[Goal]: Collect every line that includes the string "dishonest".

[Dataset entries]:
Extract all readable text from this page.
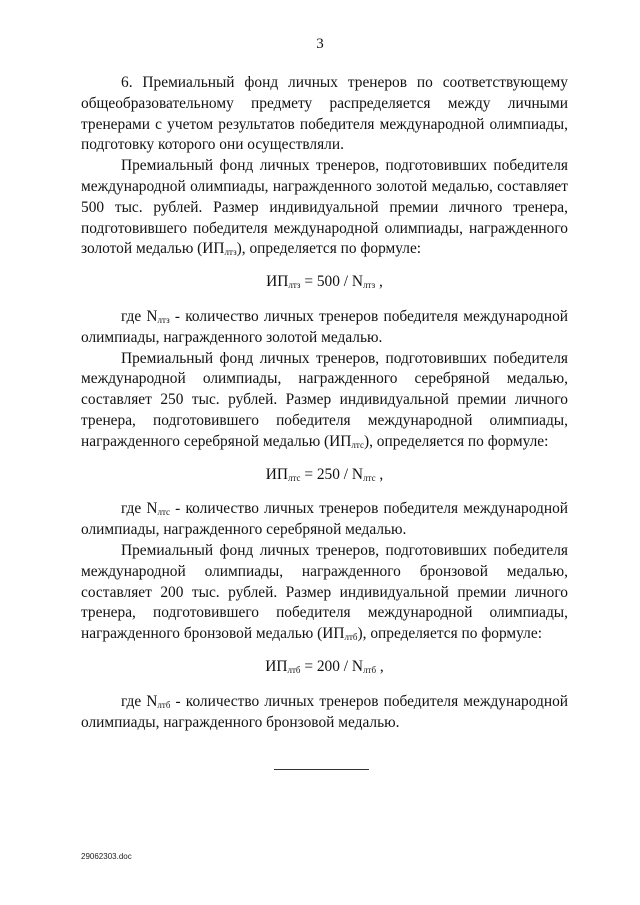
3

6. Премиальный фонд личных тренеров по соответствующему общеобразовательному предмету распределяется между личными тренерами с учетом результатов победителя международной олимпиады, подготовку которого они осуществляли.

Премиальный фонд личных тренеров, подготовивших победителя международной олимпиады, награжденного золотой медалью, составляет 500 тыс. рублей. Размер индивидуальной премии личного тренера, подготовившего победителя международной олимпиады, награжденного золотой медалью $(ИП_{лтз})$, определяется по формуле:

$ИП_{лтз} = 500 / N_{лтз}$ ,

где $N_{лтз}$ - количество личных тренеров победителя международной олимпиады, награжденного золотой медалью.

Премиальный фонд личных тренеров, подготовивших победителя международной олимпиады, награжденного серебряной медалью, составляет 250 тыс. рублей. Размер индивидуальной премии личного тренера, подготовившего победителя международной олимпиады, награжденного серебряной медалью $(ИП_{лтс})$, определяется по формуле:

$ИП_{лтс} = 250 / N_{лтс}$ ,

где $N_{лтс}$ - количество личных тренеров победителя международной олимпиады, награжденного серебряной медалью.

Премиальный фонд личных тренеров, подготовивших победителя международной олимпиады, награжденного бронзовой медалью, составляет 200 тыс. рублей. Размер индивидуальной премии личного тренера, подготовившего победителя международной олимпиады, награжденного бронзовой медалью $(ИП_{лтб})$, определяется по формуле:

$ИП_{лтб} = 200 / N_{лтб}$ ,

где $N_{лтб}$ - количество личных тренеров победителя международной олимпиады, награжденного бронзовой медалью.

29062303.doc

---

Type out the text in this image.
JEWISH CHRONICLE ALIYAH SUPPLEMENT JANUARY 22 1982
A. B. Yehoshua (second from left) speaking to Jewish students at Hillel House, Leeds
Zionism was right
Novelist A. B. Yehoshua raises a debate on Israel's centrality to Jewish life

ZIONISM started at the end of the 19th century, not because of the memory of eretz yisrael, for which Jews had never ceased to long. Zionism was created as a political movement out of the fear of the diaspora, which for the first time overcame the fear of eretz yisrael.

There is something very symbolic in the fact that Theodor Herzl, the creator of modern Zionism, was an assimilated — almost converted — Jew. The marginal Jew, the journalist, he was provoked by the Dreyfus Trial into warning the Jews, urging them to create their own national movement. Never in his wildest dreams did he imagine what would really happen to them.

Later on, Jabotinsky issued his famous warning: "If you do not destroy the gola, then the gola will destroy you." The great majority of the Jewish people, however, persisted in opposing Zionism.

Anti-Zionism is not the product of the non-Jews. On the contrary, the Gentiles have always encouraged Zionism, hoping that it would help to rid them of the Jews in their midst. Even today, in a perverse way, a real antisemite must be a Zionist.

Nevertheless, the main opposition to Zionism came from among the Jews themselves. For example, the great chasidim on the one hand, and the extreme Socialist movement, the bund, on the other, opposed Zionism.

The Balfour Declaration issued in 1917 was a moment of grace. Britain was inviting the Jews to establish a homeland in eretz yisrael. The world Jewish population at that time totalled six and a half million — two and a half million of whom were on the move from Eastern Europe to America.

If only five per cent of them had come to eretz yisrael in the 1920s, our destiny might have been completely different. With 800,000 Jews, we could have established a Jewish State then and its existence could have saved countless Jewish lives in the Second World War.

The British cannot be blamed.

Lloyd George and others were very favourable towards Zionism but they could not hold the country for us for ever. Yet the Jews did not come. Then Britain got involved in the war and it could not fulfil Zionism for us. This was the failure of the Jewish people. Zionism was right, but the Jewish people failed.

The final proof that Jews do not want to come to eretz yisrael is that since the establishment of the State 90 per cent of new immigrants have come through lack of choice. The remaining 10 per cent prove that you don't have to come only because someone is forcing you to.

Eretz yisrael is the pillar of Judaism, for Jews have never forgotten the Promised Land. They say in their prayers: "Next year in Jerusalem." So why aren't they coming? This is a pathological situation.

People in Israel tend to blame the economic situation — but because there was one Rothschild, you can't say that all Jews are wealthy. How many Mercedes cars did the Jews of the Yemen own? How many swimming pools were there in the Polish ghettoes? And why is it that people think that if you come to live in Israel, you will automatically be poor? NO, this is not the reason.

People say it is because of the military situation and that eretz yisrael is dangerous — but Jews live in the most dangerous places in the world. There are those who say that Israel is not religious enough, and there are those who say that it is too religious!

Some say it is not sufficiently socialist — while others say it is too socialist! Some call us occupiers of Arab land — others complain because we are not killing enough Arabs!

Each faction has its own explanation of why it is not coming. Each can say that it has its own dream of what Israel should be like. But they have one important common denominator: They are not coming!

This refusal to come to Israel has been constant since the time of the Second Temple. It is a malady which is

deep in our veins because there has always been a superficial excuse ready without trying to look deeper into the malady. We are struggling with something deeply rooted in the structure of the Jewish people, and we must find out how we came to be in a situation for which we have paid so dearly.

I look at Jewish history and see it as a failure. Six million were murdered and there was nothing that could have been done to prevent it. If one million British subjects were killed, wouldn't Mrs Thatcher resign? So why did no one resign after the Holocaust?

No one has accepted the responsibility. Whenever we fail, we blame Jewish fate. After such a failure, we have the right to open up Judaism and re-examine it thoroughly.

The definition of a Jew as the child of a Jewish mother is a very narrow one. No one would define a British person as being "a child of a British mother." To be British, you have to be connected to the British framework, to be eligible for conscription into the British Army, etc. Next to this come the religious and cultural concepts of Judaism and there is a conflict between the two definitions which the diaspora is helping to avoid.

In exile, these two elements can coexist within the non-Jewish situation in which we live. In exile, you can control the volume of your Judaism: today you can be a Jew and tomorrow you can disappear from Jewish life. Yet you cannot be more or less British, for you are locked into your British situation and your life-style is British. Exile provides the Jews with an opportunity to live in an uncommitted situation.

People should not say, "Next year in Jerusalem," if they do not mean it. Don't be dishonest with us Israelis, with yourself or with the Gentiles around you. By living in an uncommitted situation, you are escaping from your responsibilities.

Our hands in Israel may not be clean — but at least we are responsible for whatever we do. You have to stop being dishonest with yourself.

==

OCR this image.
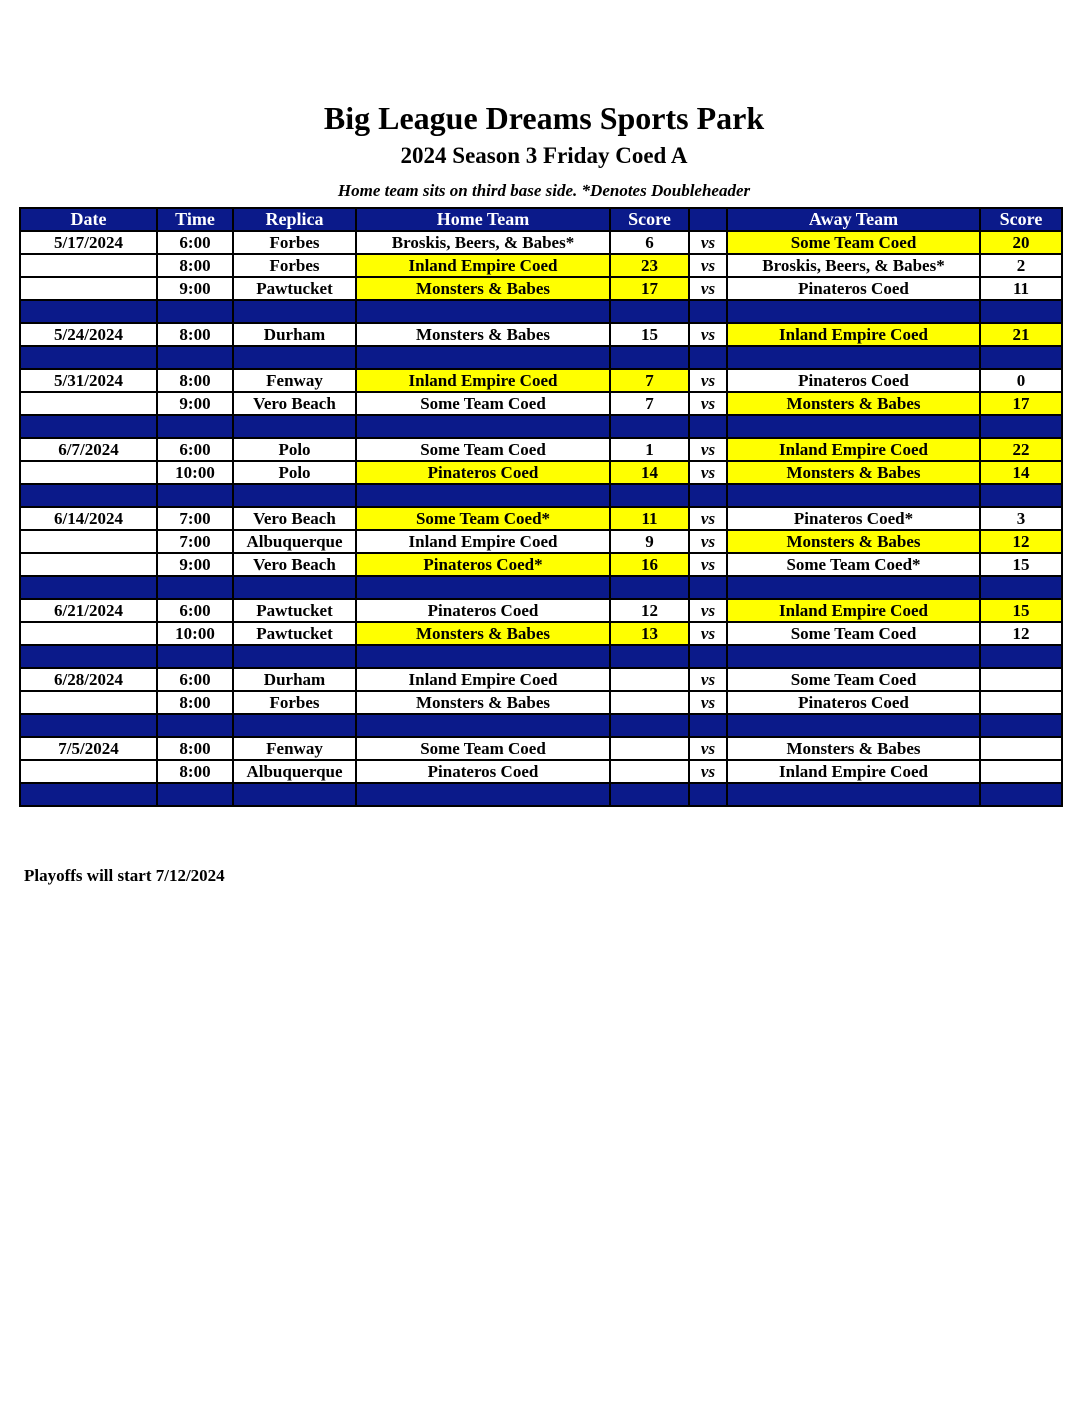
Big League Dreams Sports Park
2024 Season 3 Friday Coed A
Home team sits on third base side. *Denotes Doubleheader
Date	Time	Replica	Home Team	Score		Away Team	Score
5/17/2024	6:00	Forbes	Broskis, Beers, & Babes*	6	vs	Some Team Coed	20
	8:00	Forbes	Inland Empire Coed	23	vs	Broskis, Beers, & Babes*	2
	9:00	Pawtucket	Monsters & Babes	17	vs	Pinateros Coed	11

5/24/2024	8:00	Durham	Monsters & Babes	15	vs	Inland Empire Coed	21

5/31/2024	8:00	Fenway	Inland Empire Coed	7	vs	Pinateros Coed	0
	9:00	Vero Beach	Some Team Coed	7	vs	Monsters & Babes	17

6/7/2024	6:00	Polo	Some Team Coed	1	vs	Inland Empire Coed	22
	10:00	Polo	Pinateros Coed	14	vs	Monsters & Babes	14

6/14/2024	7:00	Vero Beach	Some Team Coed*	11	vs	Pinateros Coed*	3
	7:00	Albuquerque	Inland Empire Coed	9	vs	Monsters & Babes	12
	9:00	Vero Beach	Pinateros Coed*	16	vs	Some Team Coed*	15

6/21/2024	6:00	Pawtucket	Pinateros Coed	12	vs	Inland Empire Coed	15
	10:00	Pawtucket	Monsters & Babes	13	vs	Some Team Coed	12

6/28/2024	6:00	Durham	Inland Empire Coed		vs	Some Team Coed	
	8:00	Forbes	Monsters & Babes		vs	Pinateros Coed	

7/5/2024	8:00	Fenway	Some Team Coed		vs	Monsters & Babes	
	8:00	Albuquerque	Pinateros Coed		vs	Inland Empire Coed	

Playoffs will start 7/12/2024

[Response]:
People should not say, "Next year in Jerusalem," if they do not mean it. Don't be dishonest with us Israelis, with yourself or with the Gentiles around you. By living in an uncommitted situation, you are escaping from your responsibilities.
Our hands in Israel may not be clean — but at least we are responsible for whatever we do. You have to stop being dishonest with yourself.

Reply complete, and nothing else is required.